- _WHAT THE TASK ASKS_
Write out the records word for word, with no pictures.

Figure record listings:
※ ※ ※

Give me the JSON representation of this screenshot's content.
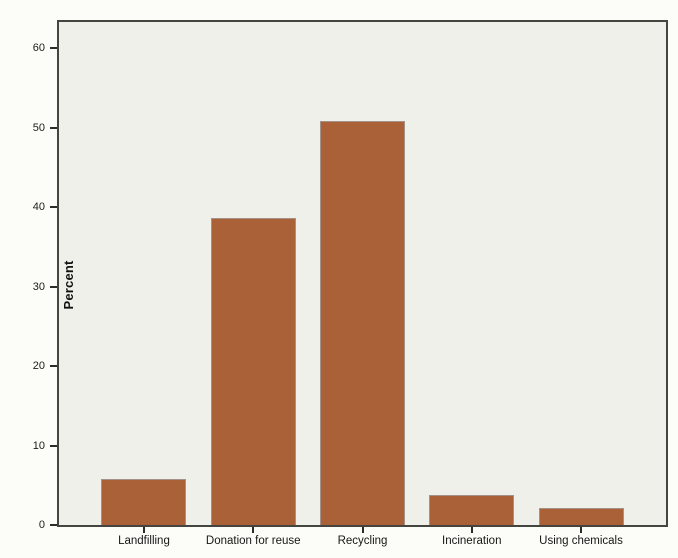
{
  "chart_data": {
    "type": "bar",
    "title": "",
    "categories": [
      "Landfilling",
      "Donation for reuse",
      "Recycling",
      "Incineration",
      "Using chemicals"
    ],
    "values": [
      5.8,
      38.6,
      50.9,
      3.8,
      2.1
    ],
    "series_name": "Percent",
    "xlabel": "",
    "ylabel": "Percent",
    "yticks": [
      0,
      10,
      20,
      30,
      40,
      50,
      60
    ],
    "ylim": [
      0,
      63.3
    ],
    "grid": false,
    "legend_position": "none",
    "bar_color": "#ab6138",
    "bar_border_color": "#a3918a",
    "plot_background": "#f0f0eb",
    "figure_background": "#fcfcf8",
    "axis_color": "#45453f"
  }
}
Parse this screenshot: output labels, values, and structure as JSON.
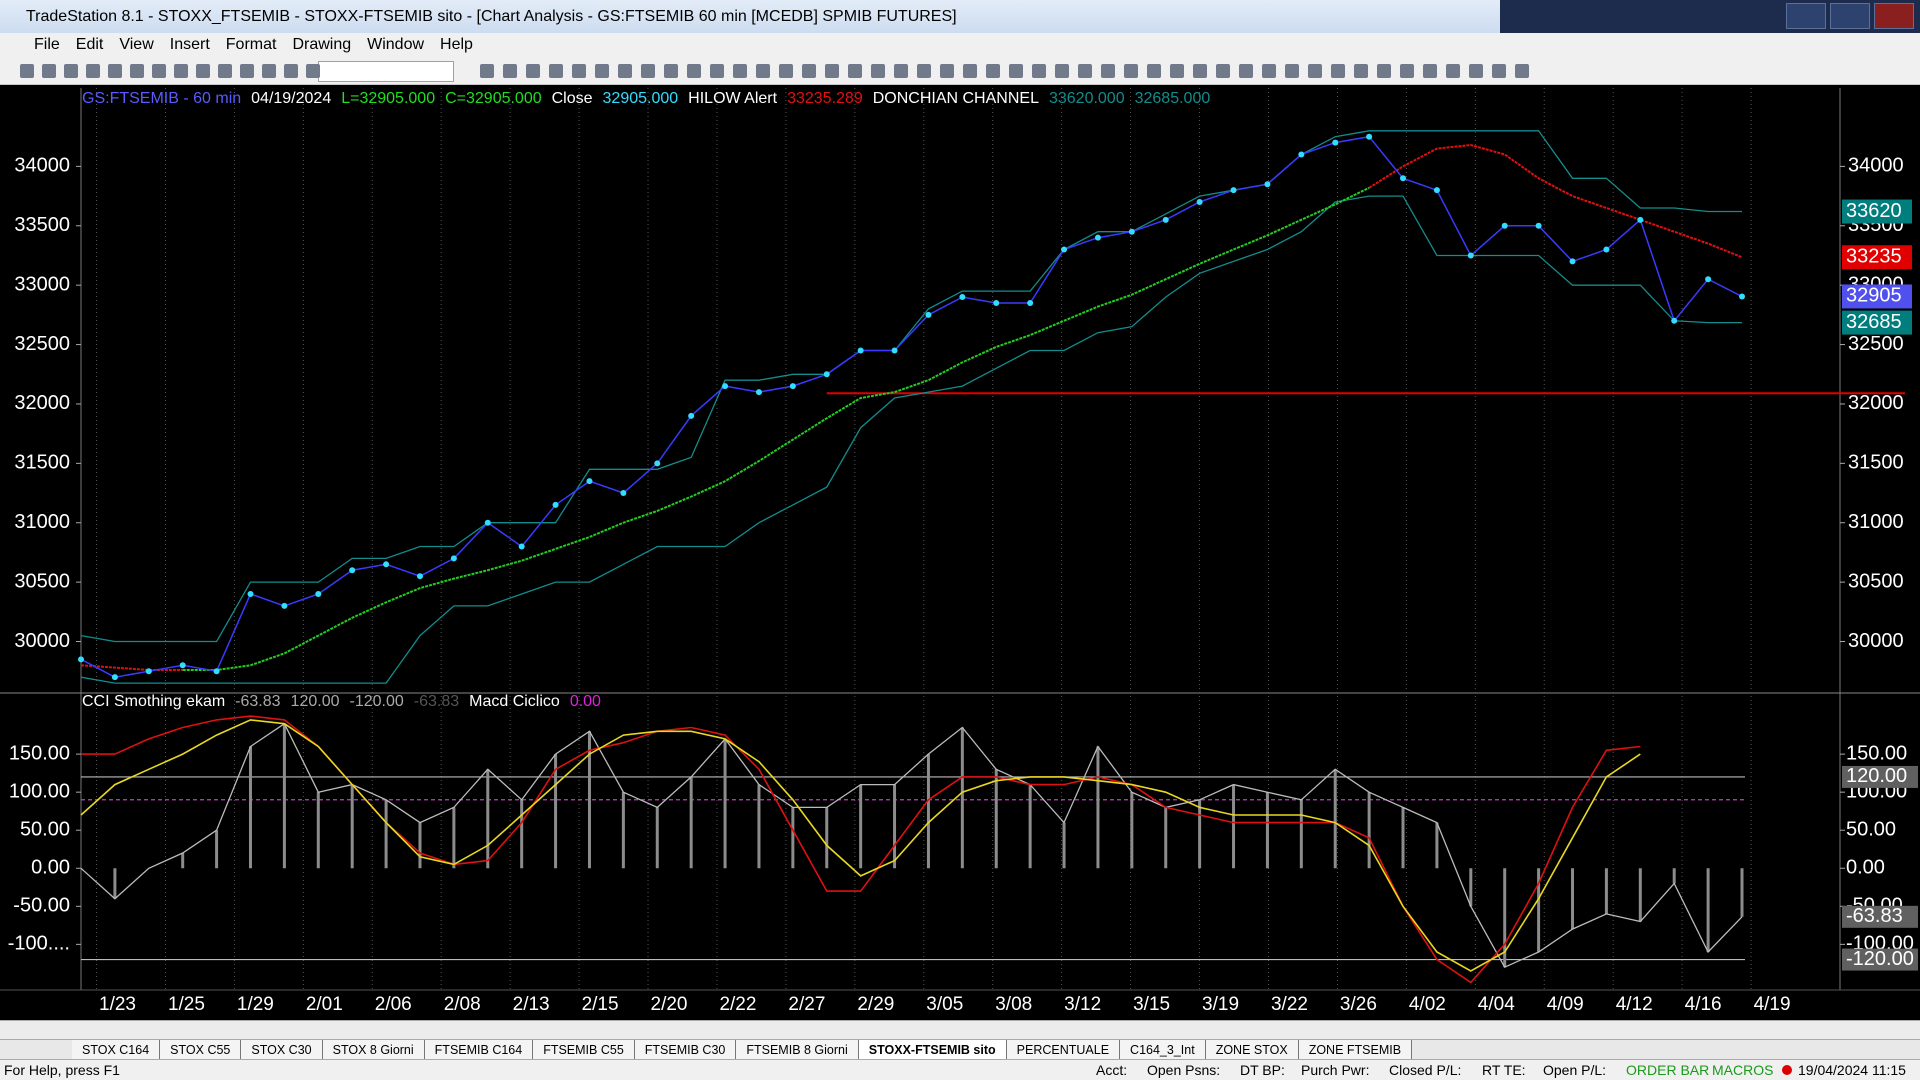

※ ※ ※

- _TASK RESULT_
Give me the JSON representation of this screenshot's content.
{
  "chart_data": {
    "type": "bar",
    "title": "",
    "categories": [
      "Landfilling",
      "Donation for reuse",
      "Recycling",
      "Incineration",
      "Using chemicals"
    ],
    "values": [
      5.8,
      38.6,
      50.9,
      3.8,
      2.1
    ],
    "series_name": "Percent",
    "xlabel": "",
    "ylabel": "Percent",
    "yticks": [
      0,
      10,
      20,
      30,
      40,
      50,
      60
    ],
    "ylim": [
      0,
      63.3
    ],
    "grid": false,
    "legend_position": "none",
    "bar_color": "#ab6138",
    "bar_border_color": "#a3918a",
    "plot_background": "#f0f0eb",
    "figure_background": "#fcfcf8",
    "axis_color": "#45453f"
  }
}
Parse this screenshot: output labels, values, and structure as JSON.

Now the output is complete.